MATERIAL FOR THE TASK ::

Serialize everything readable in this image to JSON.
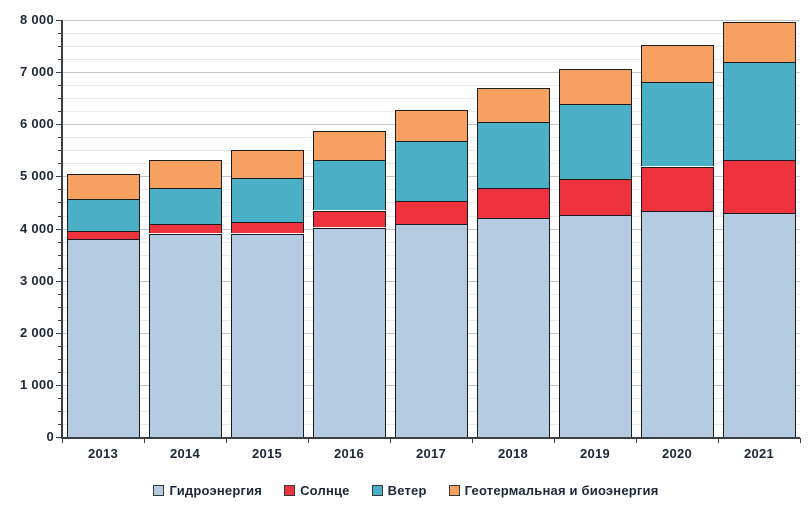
{
  "chart_data": {
    "type": "bar",
    "stacked": true,
    "title": "",
    "xlabel": "",
    "ylabel": "",
    "categories": [
      "2013",
      "2014",
      "2015",
      "2016",
      "2017",
      "2018",
      "2019",
      "2020",
      "2021"
    ],
    "series": [
      {
        "name": "Гидроэнергия",
        "color": "#b5cbe2",
        "values": [
          3800,
          3905,
          3905,
          4020,
          4085,
          4200,
          4260,
          4345,
          4295
        ]
      },
      {
        "name": "Солнце",
        "color": "#ee323e",
        "values": [
          145,
          190,
          225,
          325,
          435,
          575,
          690,
          845,
          1015
        ]
      },
      {
        "name": "Ветер",
        "color": "#4bafc5",
        "values": [
          620,
          690,
          845,
          975,
          1165,
          1260,
          1430,
          1615,
          1885
        ]
      },
      {
        "name": "Геотермальная и биоэнергия",
        "color": "#f6a061",
        "values": [
          490,
          535,
          535,
          560,
          595,
          665,
          685,
          725,
          770
        ]
      }
    ],
    "totals": [
      5055,
      5320,
      5510,
      5880,
      6280,
      6700,
      7065,
      7530,
      7965
    ],
    "ylim": [
      0,
      8000
    ],
    "y_major_step": 1000,
    "y_minor_step": 250,
    "y_tick_labels": [
      "0",
      "1 000",
      "2 000",
      "3 000",
      "4 000",
      "5 000",
      "6 000",
      "7 000",
      "8 000"
    ],
    "grid": "major+minor horizontal",
    "legend_position": "bottom",
    "bar_border_color": "#1c1c1c"
  }
}
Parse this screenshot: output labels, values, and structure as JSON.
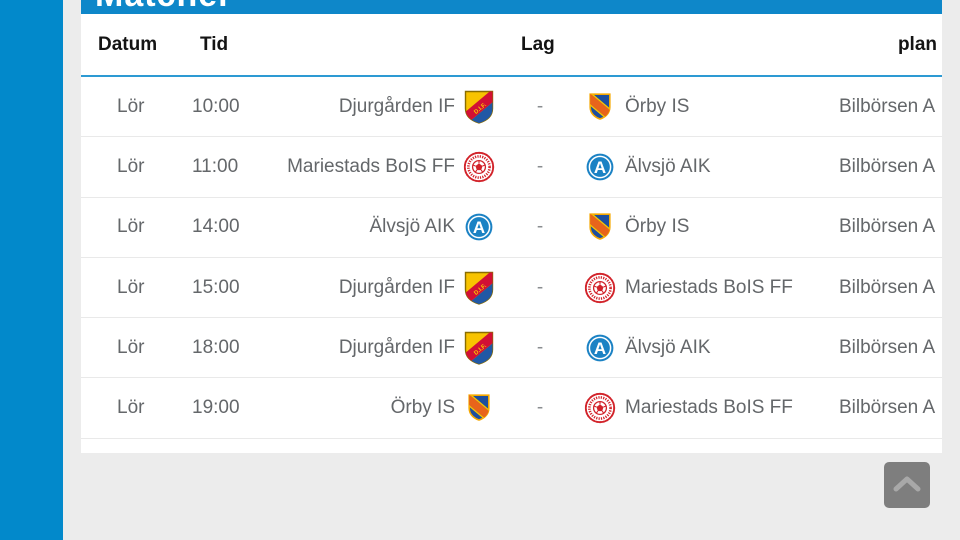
{
  "page": {
    "title": "Matcher",
    "background_color": "#ececec",
    "sidebar_color": "#0289cb",
    "accent_blue": "#0e87c9"
  },
  "table": {
    "headers": {
      "datum": "Datum",
      "tid": "Tid",
      "lag": "Lag",
      "plan": "plan"
    },
    "separator": "-",
    "rows": [
      {
        "day": "Lör",
        "time": "10:00",
        "home": "Djurgården IF",
        "home_crest": "dif",
        "away": "Örby IS",
        "away_crest": "orby",
        "venue": "Bilbörsen A"
      },
      {
        "day": "Lör",
        "time": "11:00",
        "home": "Mariestads BoIS FF",
        "home_crest": "mariestad",
        "away": "Älvsjö AIK",
        "away_crest": "alvsjo",
        "venue": "Bilbörsen A"
      },
      {
        "day": "Lör",
        "time": "14:00",
        "home": "Älvsjö AIK",
        "home_crest": "alvsjo",
        "away": "Örby IS",
        "away_crest": "orby",
        "venue": "Bilbörsen A"
      },
      {
        "day": "Lör",
        "time": "15:00",
        "home": "Djurgården IF",
        "home_crest": "dif",
        "away": "Mariestads BoIS FF",
        "away_crest": "mariestad",
        "venue": "Bilbörsen A"
      },
      {
        "day": "Lör",
        "time": "18:00",
        "home": "Djurgården IF",
        "home_crest": "dif",
        "away": "Älvsjö AIK",
        "away_crest": "alvsjo",
        "venue": "Bilbörsen A"
      },
      {
        "day": "Lör",
        "time": "19:00",
        "home": "Örby IS",
        "home_crest": "orby",
        "away": "Mariestads BoIS FF",
        "away_crest": "mariestad",
        "venue": "Bilbörsen A"
      }
    ],
    "crest_names": {
      "dif": "Djurgården IF crest",
      "orby": "Örby IS crest",
      "mariestad": "Mariestads BoIS FF crest",
      "alvsjo": "Älvsjö AIK crest"
    }
  },
  "scroll_top": {
    "icon": "chevron-up"
  }
}
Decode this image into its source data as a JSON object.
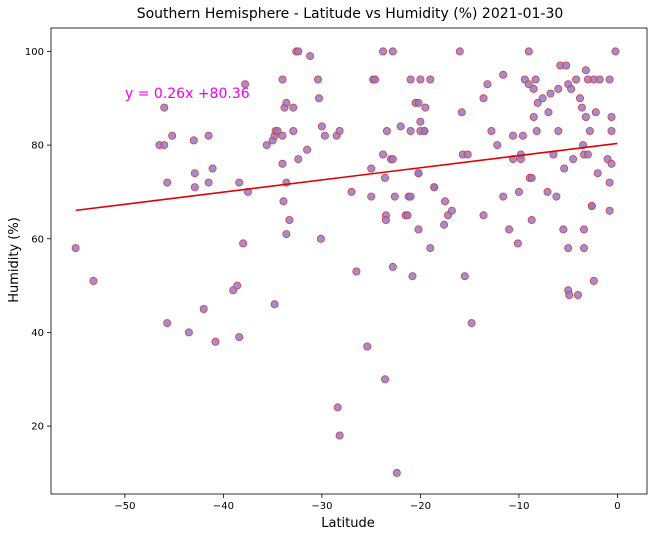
{
  "chart_data": {
    "type": "scatter",
    "title": "Southern Hemisphere - Latitude vs Humidity (%) 2021-01-30",
    "xlabel": "Latitude",
    "ylabel": "Humidity (%)",
    "xlim": [
      -57.5,
      3
    ],
    "ylim": [
      5.5,
      105
    ],
    "x_ticks": [
      -50,
      -40,
      -30,
      -20,
      -10,
      0
    ],
    "y_ticks": [
      20,
      40,
      60,
      80,
      100
    ],
    "x_tick_labels": [
      "−50",
      "−40",
      "−30",
      "−20",
      "−10",
      "0"
    ],
    "y_tick_labels": [
      "20",
      "40",
      "60",
      "80",
      "100"
    ],
    "grid": false,
    "marker_fill": "#8b7cc8",
    "marker_edge": "#e0393e",
    "regression": {
      "equation": "y = 0.26x +80.36",
      "slope": 0.26,
      "intercept": 80.36,
      "x_range": [
        -55,
        0
      ],
      "line_color": "#e00000",
      "text_color": "#ee00ee"
    },
    "points": [
      [
        -55,
        58
      ],
      [
        -53.2,
        51
      ],
      [
        -46.5,
        80
      ],
      [
        -46,
        80
      ],
      [
        -46,
        88
      ],
      [
        -45.7,
        72
      ],
      [
        -45.7,
        42
      ],
      [
        -45.2,
        82
      ],
      [
        -43,
        81
      ],
      [
        -42.9,
        74
      ],
      [
        -42.9,
        71
      ],
      [
        -42,
        45
      ],
      [
        -41.5,
        72
      ],
      [
        -41.5,
        82
      ],
      [
        -41.1,
        75
      ],
      [
        -40.8,
        38
      ],
      [
        -43.5,
        40
      ],
      [
        -39,
        49
      ],
      [
        -38.6,
        50
      ],
      [
        -38.4,
        72
      ],
      [
        -38.4,
        39
      ],
      [
        -38,
        59
      ],
      [
        -37.8,
        93
      ],
      [
        -37.5,
        70
      ],
      [
        -35.6,
        80
      ],
      [
        -35,
        81
      ],
      [
        -34.8,
        82
      ],
      [
        -34.7,
        83
      ],
      [
        -34.5,
        83
      ],
      [
        -34.8,
        46
      ],
      [
        -34,
        94
      ],
      [
        -34,
        82
      ],
      [
        -34,
        76
      ],
      [
        -33.9,
        68
      ],
      [
        -33.8,
        88
      ],
      [
        -33.6,
        89
      ],
      [
        -33.6,
        72
      ],
      [
        -33.6,
        61
      ],
      [
        -33.3,
        64
      ],
      [
        -32.9,
        83
      ],
      [
        -32.9,
        88
      ],
      [
        -32.6,
        100
      ],
      [
        -32.4,
        100
      ],
      [
        -32.4,
        77
      ],
      [
        -31.5,
        79
      ],
      [
        -31.2,
        99
      ],
      [
        -30.4,
        94
      ],
      [
        -30.3,
        90
      ],
      [
        -30.1,
        60
      ],
      [
        -30,
        84
      ],
      [
        -29.7,
        82
      ],
      [
        -28.5,
        82
      ],
      [
        -28.2,
        83
      ],
      [
        -28.4,
        24
      ],
      [
        -28.2,
        18
      ],
      [
        -27,
        70
      ],
      [
        -26.5,
        53
      ],
      [
        -25,
        75
      ],
      [
        -25,
        69
      ],
      [
        -25.4,
        37
      ],
      [
        -24.8,
        94
      ],
      [
        -24.6,
        94
      ],
      [
        -23.8,
        78
      ],
      [
        -23.6,
        73
      ],
      [
        -23.5,
        65
      ],
      [
        -23.5,
        64
      ],
      [
        -23.4,
        83
      ],
      [
        -23.6,
        30
      ],
      [
        -23.8,
        100
      ],
      [
        -23,
        77
      ],
      [
        -22.8,
        77
      ],
      [
        -22.8,
        54
      ],
      [
        -22.8,
        100
      ],
      [
        -22.6,
        69
      ],
      [
        -22.4,
        10
      ],
      [
        -22,
        84
      ],
      [
        -21.5,
        65
      ],
      [
        -21.3,
        65
      ],
      [
        -21.2,
        69
      ],
      [
        -21,
        69
      ],
      [
        -21,
        94
      ],
      [
        -21,
        83
      ],
      [
        -20.8,
        52
      ],
      [
        -20.5,
        89
      ],
      [
        -20.2,
        89
      ],
      [
        -20,
        83
      ],
      [
        -20,
        85
      ],
      [
        -20.2,
        74
      ],
      [
        -20.2,
        74
      ],
      [
        -20.2,
        62
      ],
      [
        -20,
        94
      ],
      [
        -19.6,
        83
      ],
      [
        -19.6,
        83
      ],
      [
        -19.5,
        88
      ],
      [
        -19,
        94
      ],
      [
        -19,
        58
      ],
      [
        -18.6,
        71
      ],
      [
        -18.6,
        71
      ],
      [
        -17.6,
        63
      ],
      [
        -17.5,
        68
      ],
      [
        -17.2,
        65
      ],
      [
        -16.8,
        66
      ],
      [
        -16,
        100
      ],
      [
        -15.8,
        87
      ],
      [
        -15.7,
        78
      ],
      [
        -15.5,
        52
      ],
      [
        -15.2,
        78
      ],
      [
        -14.8,
        42
      ],
      [
        -13.6,
        65
      ],
      [
        -13.6,
        90
      ],
      [
        -13.2,
        93
      ],
      [
        -12.8,
        83
      ],
      [
        -12.2,
        80
      ],
      [
        -11.6,
        69
      ],
      [
        -11.6,
        95
      ],
      [
        -11,
        62
      ],
      [
        -10.6,
        77
      ],
      [
        -10.6,
        82
      ],
      [
        -10.1,
        59
      ],
      [
        -10,
        70
      ],
      [
        -9.8,
        77
      ],
      [
        -9.8,
        78
      ],
      [
        -9.6,
        82
      ],
      [
        -9.4,
        94
      ],
      [
        -9,
        93
      ],
      [
        -9,
        100
      ],
      [
        -8.9,
        73
      ],
      [
        -8.7,
        73
      ],
      [
        -8.7,
        64
      ],
      [
        -8.5,
        92
      ],
      [
        -8.5,
        86
      ],
      [
        -8.3,
        94
      ],
      [
        -8.1,
        89
      ],
      [
        -8.2,
        83
      ],
      [
        -7.6,
        90
      ],
      [
        -7.1,
        70
      ],
      [
        -7,
        87
      ],
      [
        -6.8,
        91
      ],
      [
        -6.5,
        78
      ],
      [
        -6.2,
        69
      ],
      [
        -6,
        92
      ],
      [
        -6,
        83
      ],
      [
        -5.8,
        97
      ],
      [
        -5.5,
        62
      ],
      [
        -5.4,
        75
      ],
      [
        -5.2,
        97
      ],
      [
        -5,
        93
      ],
      [
        -5,
        58
      ],
      [
        -5,
        49
      ],
      [
        -4.9,
        48
      ],
      [
        -4.7,
        92
      ],
      [
        -4.5,
        77
      ],
      [
        -4.2,
        94
      ],
      [
        -4,
        48
      ],
      [
        -3.8,
        90
      ],
      [
        -3.6,
        88
      ],
      [
        -3.5,
        80
      ],
      [
        -3.4,
        78
      ],
      [
        -3.4,
        62
      ],
      [
        -3.4,
        58
      ],
      [
        -3.2,
        96
      ],
      [
        -3.2,
        86
      ],
      [
        -3,
        78
      ],
      [
        -3,
        94
      ],
      [
        -2.8,
        83
      ],
      [
        -2.6,
        67
      ],
      [
        -2.6,
        67
      ],
      [
        -2.4,
        51
      ],
      [
        -2.4,
        94
      ],
      [
        -2.2,
        87
      ],
      [
        -2,
        74
      ],
      [
        -1.8,
        94
      ],
      [
        -1,
        77
      ],
      [
        -0.8,
        94
      ],
      [
        -0.8,
        72
      ],
      [
        -0.8,
        66
      ],
      [
        -0.6,
        86
      ],
      [
        -0.6,
        83
      ],
      [
        -0.6,
        76
      ],
      [
        -0.2,
        100
      ]
    ]
  }
}
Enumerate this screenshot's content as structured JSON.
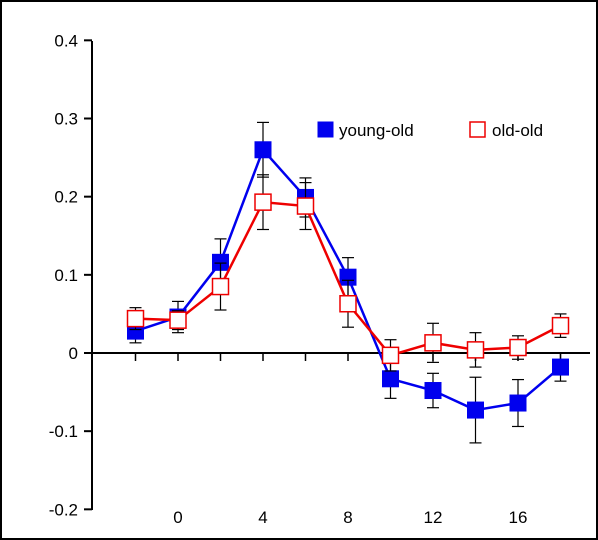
{
  "chart_data": {
    "type": "line",
    "title": "",
    "xlabel": "",
    "ylabel": "",
    "xlim": [
      -4,
      19
    ],
    "ylim": [
      -0.2,
      0.4
    ],
    "x_ticks": [
      {
        "value": 0,
        "label": "0"
      },
      {
        "value": 4,
        "label": "4"
      },
      {
        "value": 8,
        "label": "8"
      },
      {
        "value": 12,
        "label": "12"
      },
      {
        "value": 16,
        "label": "16"
      }
    ],
    "y_ticks": [
      {
        "value": 0.4,
        "label": "0.4"
      },
      {
        "value": 0.3,
        "label": "0.3"
      },
      {
        "value": 0.2,
        "label": "0.2"
      },
      {
        "value": 0.1,
        "label": "0.1"
      },
      {
        "value": 0.0,
        "label": "0"
      },
      {
        "value": -0.1,
        "label": "-0.1"
      },
      {
        "value": -0.2,
        "label": "-0.2"
      }
    ],
    "grid": false,
    "legend_position": "top-right",
    "series": [
      {
        "name": "young-old",
        "color": "#0000ee",
        "marker": "filled-square",
        "x": [
          -2,
          0,
          2,
          4,
          6,
          8,
          10,
          12,
          14,
          16,
          18
        ],
        "y": [
          0.028,
          0.046,
          0.116,
          0.26,
          0.199,
          0.097,
          -0.033,
          -0.048,
          -0.073,
          -0.064,
          -0.018
        ],
        "err": [
          0.015,
          0.02,
          0.03,
          0.035,
          0.025,
          0.025,
          0.025,
          0.022,
          0.042,
          0.03,
          0.018
        ]
      },
      {
        "name": "old-old",
        "color": "#ee0000",
        "marker": "open-square",
        "x": [
          -2,
          0,
          2,
          4,
          6,
          8,
          10,
          12,
          14,
          16,
          18
        ],
        "y": [
          0.044,
          0.042,
          0.085,
          0.193,
          0.188,
          0.063,
          -0.003,
          0.013,
          0.004,
          0.007,
          0.035
        ],
        "err": [
          0.014,
          0.012,
          0.03,
          0.035,
          0.03,
          0.03,
          0.02,
          0.025,
          0.022,
          0.015,
          0.015
        ]
      }
    ]
  }
}
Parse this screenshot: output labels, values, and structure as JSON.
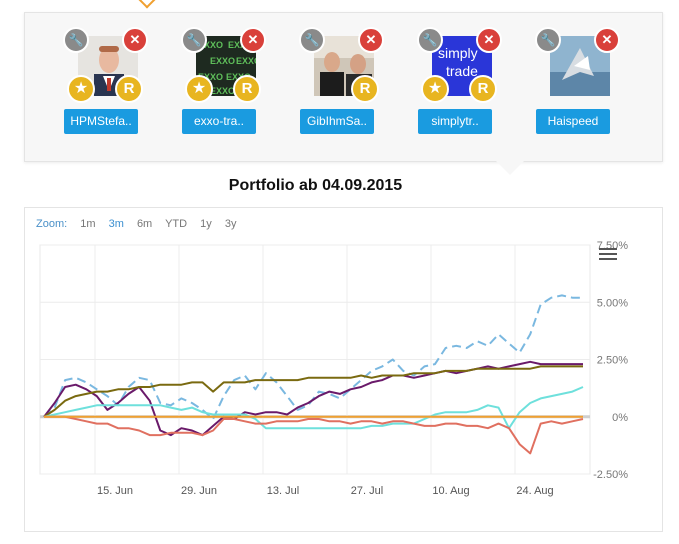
{
  "traders": [
    {
      "name": "HPMStefa..",
      "badges": [
        "star",
        "R"
      ]
    },
    {
      "name": "exxo-tra..",
      "badges": [
        "star",
        "R"
      ]
    },
    {
      "name": "GibIhmSa..",
      "badges": [
        "R"
      ]
    },
    {
      "name": "simplytr..",
      "badges": [
        "star",
        "R"
      ]
    },
    {
      "name": "Haispeed",
      "badges": []
    }
  ],
  "avatar_text": {
    "exxo": "EXXO",
    "simply_line1": "simply",
    "simply_line2": "trade"
  },
  "title": "Portfolio ab 04.09.2015",
  "zoom": {
    "label": "Zoom:",
    "options": [
      "1m",
      "3m",
      "6m",
      "YTD",
      "1y",
      "3y"
    ],
    "active": "3m"
  },
  "chart_data": {
    "type": "line",
    "x_ticks": [
      "15. Jun",
      "29. Jun",
      "13. Jul",
      "27. Jul",
      "10. Aug",
      "24. Aug"
    ],
    "y_ticks": [
      "7.50%",
      "5.00%",
      "2.50%",
      "0%",
      "-2.50%"
    ],
    "ylim": [
      -2.5,
      7.5
    ],
    "series": [
      {
        "color": "#7ab8e0",
        "dashed": true,
        "values": [
          0,
          0.4,
          1.6,
          1.7,
          1.5,
          1.2,
          0.9,
          0.5,
          1.3,
          1.7,
          1.6,
          0.6,
          0.5,
          0.8,
          0.6,
          0.3,
          -0.1,
          0.9,
          1.6,
          1.8,
          1.2,
          1.9,
          1.5,
          0.9,
          0.3,
          0.5,
          1.1,
          1.0,
          0.8,
          1.2,
          1.6,
          2.0,
          2.2,
          2.5,
          2.0,
          1.8,
          2.2,
          2.3,
          3.0,
          3.1,
          3.0,
          3.3,
          3.1,
          3.6,
          3.2,
          2.8,
          3.6,
          4.9,
          5.2,
          5.3,
          5.2,
          5.2
        ]
      },
      {
        "color": "#6a1a6a",
        "dashed": false,
        "values": [
          0,
          0.6,
          1.3,
          1.4,
          1.2,
          0.9,
          0.3,
          0.6,
          1.0,
          1.3,
          0.7,
          -0.6,
          -0.8,
          -0.5,
          -0.6,
          -0.8,
          -0.4,
          0.0,
          -0.1,
          0.2,
          0.1,
          0.2,
          0.2,
          0.1,
          0.4,
          0.6,
          0.9,
          1.1,
          1.0,
          1.2,
          1.3,
          1.5,
          1.6,
          1.8,
          1.8,
          1.7,
          1.8,
          1.9,
          2.0,
          1.9,
          2.0,
          2.1,
          2.2,
          2.1,
          2.2,
          2.3,
          2.4,
          2.3,
          2.3,
          2.3,
          2.3,
          2.3
        ]
      },
      {
        "color": "#7a6a10",
        "dashed": false,
        "values": [
          0,
          0.3,
          0.7,
          0.9,
          1.0,
          1.1,
          1.1,
          1.2,
          1.2,
          1.3,
          1.3,
          1.4,
          1.4,
          1.4,
          1.5,
          1.5,
          1.1,
          1.5,
          1.5,
          1.5,
          1.6,
          1.6,
          1.6,
          1.6,
          1.6,
          1.7,
          1.7,
          1.7,
          1.7,
          1.7,
          1.8,
          1.7,
          1.8,
          1.8,
          1.8,
          1.9,
          1.9,
          1.9,
          2.0,
          2.0,
          2.0,
          2.1,
          2.1,
          2.1,
          2.1,
          2.1,
          2.1,
          2.2,
          2.2,
          2.2,
          2.2,
          2.2
        ]
      },
      {
        "color": "#6ee0dc",
        "dashed": false,
        "values": [
          0,
          0.1,
          0.2,
          0.3,
          0.4,
          0.5,
          0.5,
          0.5,
          0.5,
          0.5,
          0.5,
          0.5,
          0.4,
          0.3,
          0.4,
          0.2,
          0.1,
          0.1,
          0.1,
          0.1,
          -0.1,
          -0.5,
          -0.5,
          -0.5,
          -0.5,
          -0.5,
          -0.5,
          -0.5,
          -0.5,
          -0.5,
          -0.5,
          -0.4,
          -0.4,
          -0.3,
          -0.3,
          -0.3,
          -0.1,
          0.1,
          0.2,
          0.2,
          0.2,
          0.3,
          0.5,
          0.4,
          -0.5,
          0.2,
          0.6,
          0.8,
          0.9,
          1.0,
          1.1,
          1.3
        ]
      },
      {
        "color": "#e07060",
        "dashed": false,
        "values": [
          0,
          0.0,
          0.0,
          -0.1,
          -0.2,
          -0.3,
          -0.3,
          -0.5,
          -0.5,
          -0.6,
          -0.8,
          -0.8,
          -0.7,
          -0.7,
          -0.7,
          -0.8,
          -0.6,
          -0.1,
          -0.1,
          -0.2,
          -0.3,
          -0.3,
          -0.2,
          -0.2,
          -0.2,
          -0.1,
          -0.1,
          -0.2,
          -0.2,
          -0.3,
          -0.2,
          -0.2,
          -0.3,
          -0.2,
          -0.2,
          -0.3,
          -0.4,
          -0.4,
          -0.3,
          -0.3,
          -0.4,
          -0.4,
          -0.5,
          -0.3,
          -0.5,
          -1.2,
          -1.6,
          -0.3,
          -0.2,
          -0.3,
          -0.2,
          -0.1
        ]
      },
      {
        "color": "#f0a030",
        "dashed": false,
        "values": [
          0,
          0,
          0,
          0,
          0,
          0,
          0,
          0,
          0,
          0,
          0,
          0,
          0,
          0,
          0,
          0,
          0,
          0,
          0,
          0,
          0,
          0,
          0,
          0,
          0,
          0,
          0,
          0,
          0,
          0,
          0,
          0,
          0,
          0,
          0,
          0,
          0,
          0,
          0,
          0,
          0,
          0,
          0,
          0,
          0,
          0,
          0,
          0,
          0,
          0,
          0,
          0
        ]
      }
    ]
  }
}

WHAT IS REQUIRED ::
Locate all lines holding the word "Humidity", then copy them out.

RESPONSE TO THE EXERCISE ::
    "title": "Southern Hemisphere - Latitude vs Humidity (%) 2021-01-30",
    "ylabel": "Humidity (%)",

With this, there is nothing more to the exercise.